── EXERCISE INPUT

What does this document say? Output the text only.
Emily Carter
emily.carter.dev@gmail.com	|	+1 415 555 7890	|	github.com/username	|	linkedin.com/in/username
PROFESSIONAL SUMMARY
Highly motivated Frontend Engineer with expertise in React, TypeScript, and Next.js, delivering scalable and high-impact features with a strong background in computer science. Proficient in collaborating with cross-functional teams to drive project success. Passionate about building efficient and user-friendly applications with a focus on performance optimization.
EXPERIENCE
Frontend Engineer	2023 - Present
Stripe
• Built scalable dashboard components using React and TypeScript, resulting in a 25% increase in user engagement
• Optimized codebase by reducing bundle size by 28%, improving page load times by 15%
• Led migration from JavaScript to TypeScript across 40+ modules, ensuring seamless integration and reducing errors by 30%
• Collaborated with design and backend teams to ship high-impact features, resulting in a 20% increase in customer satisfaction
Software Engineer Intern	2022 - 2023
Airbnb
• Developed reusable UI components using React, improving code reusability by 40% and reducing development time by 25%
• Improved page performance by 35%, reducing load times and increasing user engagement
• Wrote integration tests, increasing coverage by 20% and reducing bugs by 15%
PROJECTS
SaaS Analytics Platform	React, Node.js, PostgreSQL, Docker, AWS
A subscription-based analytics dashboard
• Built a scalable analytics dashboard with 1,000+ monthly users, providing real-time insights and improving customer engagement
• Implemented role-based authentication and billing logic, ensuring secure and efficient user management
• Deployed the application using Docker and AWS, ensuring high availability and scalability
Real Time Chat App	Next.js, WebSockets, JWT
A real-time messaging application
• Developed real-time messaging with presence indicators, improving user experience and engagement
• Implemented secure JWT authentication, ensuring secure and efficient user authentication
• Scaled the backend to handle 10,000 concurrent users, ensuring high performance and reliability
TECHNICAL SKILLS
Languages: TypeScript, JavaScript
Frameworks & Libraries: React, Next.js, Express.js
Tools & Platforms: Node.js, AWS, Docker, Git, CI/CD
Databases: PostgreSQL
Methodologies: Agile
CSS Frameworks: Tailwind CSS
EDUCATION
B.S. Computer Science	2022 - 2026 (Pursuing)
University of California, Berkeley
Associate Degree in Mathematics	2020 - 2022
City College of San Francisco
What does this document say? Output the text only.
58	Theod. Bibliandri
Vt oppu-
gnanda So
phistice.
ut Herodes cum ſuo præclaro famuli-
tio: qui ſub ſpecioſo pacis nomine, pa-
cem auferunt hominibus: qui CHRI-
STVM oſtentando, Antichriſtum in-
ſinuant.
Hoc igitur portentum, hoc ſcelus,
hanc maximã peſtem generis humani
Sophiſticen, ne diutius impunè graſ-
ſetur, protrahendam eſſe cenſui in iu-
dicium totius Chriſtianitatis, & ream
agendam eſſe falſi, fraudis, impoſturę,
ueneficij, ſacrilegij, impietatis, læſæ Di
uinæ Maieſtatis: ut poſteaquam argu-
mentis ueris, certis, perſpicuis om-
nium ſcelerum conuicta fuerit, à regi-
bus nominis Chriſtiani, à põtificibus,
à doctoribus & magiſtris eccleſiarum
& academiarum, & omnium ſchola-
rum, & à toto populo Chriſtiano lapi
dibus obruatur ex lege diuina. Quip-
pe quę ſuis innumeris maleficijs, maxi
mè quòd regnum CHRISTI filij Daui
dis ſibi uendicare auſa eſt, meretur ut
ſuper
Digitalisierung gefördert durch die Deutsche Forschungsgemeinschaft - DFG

────

- _EXERCISE_:
Copy each record from above without leaving any out.

- _TASK RESULT_:
What does this document say? Output the text only.
Emily Carter
emily.carter.dev@gmail.com	|	+1 415 555 7890	|	github.com/username	|	linkedin.com/in/username
PROFESSIONAL SUMMARY
Highly motivated Frontend Engineer with expertise in React, TypeScript, and Next.js, delivering scalable and high-impact features with a strong background in computer science. Proficient in collaborating with cross-functional teams to drive project success. Passionate about building efficient and user-friendly applications with a focus on performance optimization.
EXPERIENCE
Frontend Engineer	2023 - Present
Stripe
• Built scalable dashboard components using React and TypeScript, resulting in a 25% increase in user engagement
• Optimized codebase by reducing bundle size by 28%, improving page load times by 15%
• Led migration from JavaScript to TypeScript across 40+ modules, ensuring seamless integration and reducing errors by 30%
• Collaborated with design and backend teams to ship high-impact features, resulting in a 20% increase in customer satisfaction
Software Engineer Intern	2022 - 2023
Airbnb
• Developed reusable UI components using React, improving code reusability by 40% and reducing development time by 25%
• Improved page performance by 35%, reducing load times and increasing user engagement
• Wrote integration tests, increasing coverage by 20% and reducing bugs by 15%
PROJECTS
SaaS Analytics Platform	React, Node.js, PostgreSQL, Docker, AWS
A subscription-based analytics dashboard
• Built a scalable analytics dashboard with 1,000+ monthly users, providing real-time insights and improving customer engagement
• Implemented role-based authentication and billing logic, ensuring secure and efficient user management
• Deployed the application using Docker and AWS, ensuring high availability and scalability
Real Time Chat App	Next.js, WebSockets, JWT
A real-time messaging application
• Developed real-time messaging with presence indicators, improving user experience and engagement
• Implemented secure JWT authentication, ensuring secure and efficient user authentication
• Scaled the backend to handle 10,000 concurrent users, ensuring high performance and reliability
TECHNICAL SKILLS
Languages: TypeScript, JavaScript
Frameworks & Libraries: React, Next.js, Express.js
Tools & Platforms: Node.js, AWS, Docker, Git, CI/CD
Databases: PostgreSQL
Methodologies: Agile
CSS Frameworks: Tailwind CSS
EDUCATION
B.S. Computer Science	2022 - 2026 (Pursuing)
University of California, Berkeley
Associate Degree in Mathematics	2020 - 2022
City College of San Francisco
What does this document say? Output the text only.
58	Theod. Bibliandri
Vt oppu-
gnanda So
phistice.
ut Herodes cum ſuo præclaro famuli-
tio: qui ſub ſpecioſo pacis nomine, pa-
cem auferunt hominibus: qui CHRI-
STVM oſtentando, Antichriſtum in-
ſinuant.
Hoc igitur portentum, hoc ſcelus,
hanc maximã peſtem generis humani
Sophiſticen, ne diutius impunè graſ-
ſetur, protrahendam eſſe cenſui in iu-
dicium totius Chriſtianitatis, & ream
agendam eſſe falſi, fraudis, impoſturę,
ueneficij, ſacrilegij, impietatis, læſæ Di
uinæ Maieſtatis: ut poſteaquam argu-
mentis ueris, certis, perſpicuis om-
nium ſcelerum conuicta fuerit, à regi-
bus nominis Chriſtiani, à põtificibus,
à doctoribus & magiſtris eccleſiarum
& academiarum, & omnium ſchola-
rum, & à toto populo Chriſtiano lapi
dibus obruatur ex lege diuina. Quip-
pe quę ſuis innumeris maleficijs, maxi
mè quòd regnum CHRISTI filij Daui
dis ſibi uendicare auſa eſt, meretur ut
ſuper
Digitalisierung gefördert durch die Deutsche Forschungsgemeinschaft - DFG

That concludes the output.